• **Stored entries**
------

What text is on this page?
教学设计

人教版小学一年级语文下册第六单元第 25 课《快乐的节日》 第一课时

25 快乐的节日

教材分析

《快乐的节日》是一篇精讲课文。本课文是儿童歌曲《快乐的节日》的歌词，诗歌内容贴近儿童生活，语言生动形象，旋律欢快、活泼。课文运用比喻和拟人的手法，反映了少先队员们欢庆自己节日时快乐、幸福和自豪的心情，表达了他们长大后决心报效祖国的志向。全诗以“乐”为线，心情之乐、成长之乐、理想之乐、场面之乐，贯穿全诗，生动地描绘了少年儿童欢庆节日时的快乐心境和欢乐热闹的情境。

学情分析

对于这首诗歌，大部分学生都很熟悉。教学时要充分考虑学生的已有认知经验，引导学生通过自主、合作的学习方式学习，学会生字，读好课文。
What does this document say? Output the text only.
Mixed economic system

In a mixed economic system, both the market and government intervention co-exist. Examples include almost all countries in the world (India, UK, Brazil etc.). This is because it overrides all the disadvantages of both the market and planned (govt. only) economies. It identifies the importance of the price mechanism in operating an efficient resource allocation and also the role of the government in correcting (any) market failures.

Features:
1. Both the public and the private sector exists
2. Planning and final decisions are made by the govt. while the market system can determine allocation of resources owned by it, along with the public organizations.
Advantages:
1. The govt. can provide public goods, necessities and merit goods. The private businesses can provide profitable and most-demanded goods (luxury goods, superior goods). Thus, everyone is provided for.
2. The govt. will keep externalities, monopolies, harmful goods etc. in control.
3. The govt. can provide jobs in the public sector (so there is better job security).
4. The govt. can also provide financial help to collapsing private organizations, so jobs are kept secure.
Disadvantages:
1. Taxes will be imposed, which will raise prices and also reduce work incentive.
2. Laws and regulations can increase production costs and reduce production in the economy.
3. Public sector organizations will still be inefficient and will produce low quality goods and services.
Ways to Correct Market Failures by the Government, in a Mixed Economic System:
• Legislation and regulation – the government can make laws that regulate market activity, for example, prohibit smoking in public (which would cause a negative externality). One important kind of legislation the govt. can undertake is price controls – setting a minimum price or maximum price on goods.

------

• **REQUIREMENT**
Quote all the records exactly, please, leaving none out.

• **ANSWER TO THE EXERCISE**
What text is on this page?
教学设计

人教版小学一年级语文下册第六单元第 25 课《快乐的节日》 第一课时

25 快乐的节日

教材分析

《快乐的节日》是一篇精讲课文。本课文是儿童歌曲《快乐的节日》的歌词，诗歌内容贴近儿童生活，语言生动形象，旋律欢快、活泼。课文运用比喻和拟人的手法，反映了少先队员们欢庆自己节日时快乐、幸福和自豪的心情，表达了他们长大后决心报效祖国的志向。全诗以“乐”为线，心情之乐、成长之乐、理想之乐、场面之乐，贯穿全诗，生动地描绘了少年儿童欢庆节日时的快乐心境和欢乐热闹的情境。

学情分析

对于这首诗歌，大部分学生都很熟悉。教学时要充分考虑学生的已有认知经验，引导学生通过自主、合作的学习方式学习，学会生字，读好课文。
What does this document say? Output the text only.
Mixed economic system

In a mixed economic system, both the market and government intervention co-exist. Examples include almost all countries in the world (India, UK, Brazil etc.). This is because it overrides all the disadvantages of both the market and planned (govt. only) economies. It identifies the importance of the price mechanism in operating an efficient resource allocation and also the role of the government in correcting (any) market failures.

Features:
1. Both the public and the private sector exists
2. Planning and final decisions are made by the govt. while the market system can determine allocation of resources owned by it, along with the public organizations.
Advantages:
1. The govt. can provide public goods, necessities and merit goods. The private businesses can provide profitable and most-demanded goods (luxury goods, superior goods). Thus, everyone is provided for.
2. The govt. will keep externalities, monopolies, harmful goods etc. in control.
3. The govt. can provide jobs in the public sector (so there is better job security).
4. The govt. can also provide financial help to collapsing private organizations, so jobs are kept secure.
Disadvantages:
1. Taxes will be imposed, which will raise prices and also reduce work incentive.
2. Laws and regulations can increase production costs and reduce production in the economy.
3. Public sector organizations will still be inefficient and will produce low quality goods and services.
Ways to Correct Market Failures by the Government, in a Mixed Economic System:
• Legislation and regulation – the government can make laws that regulate market activity, for example, prohibit smoking in public (which would cause a negative externality). One important kind of legislation the govt. can undertake is price controls – setting a minimum price or maximum price on goods.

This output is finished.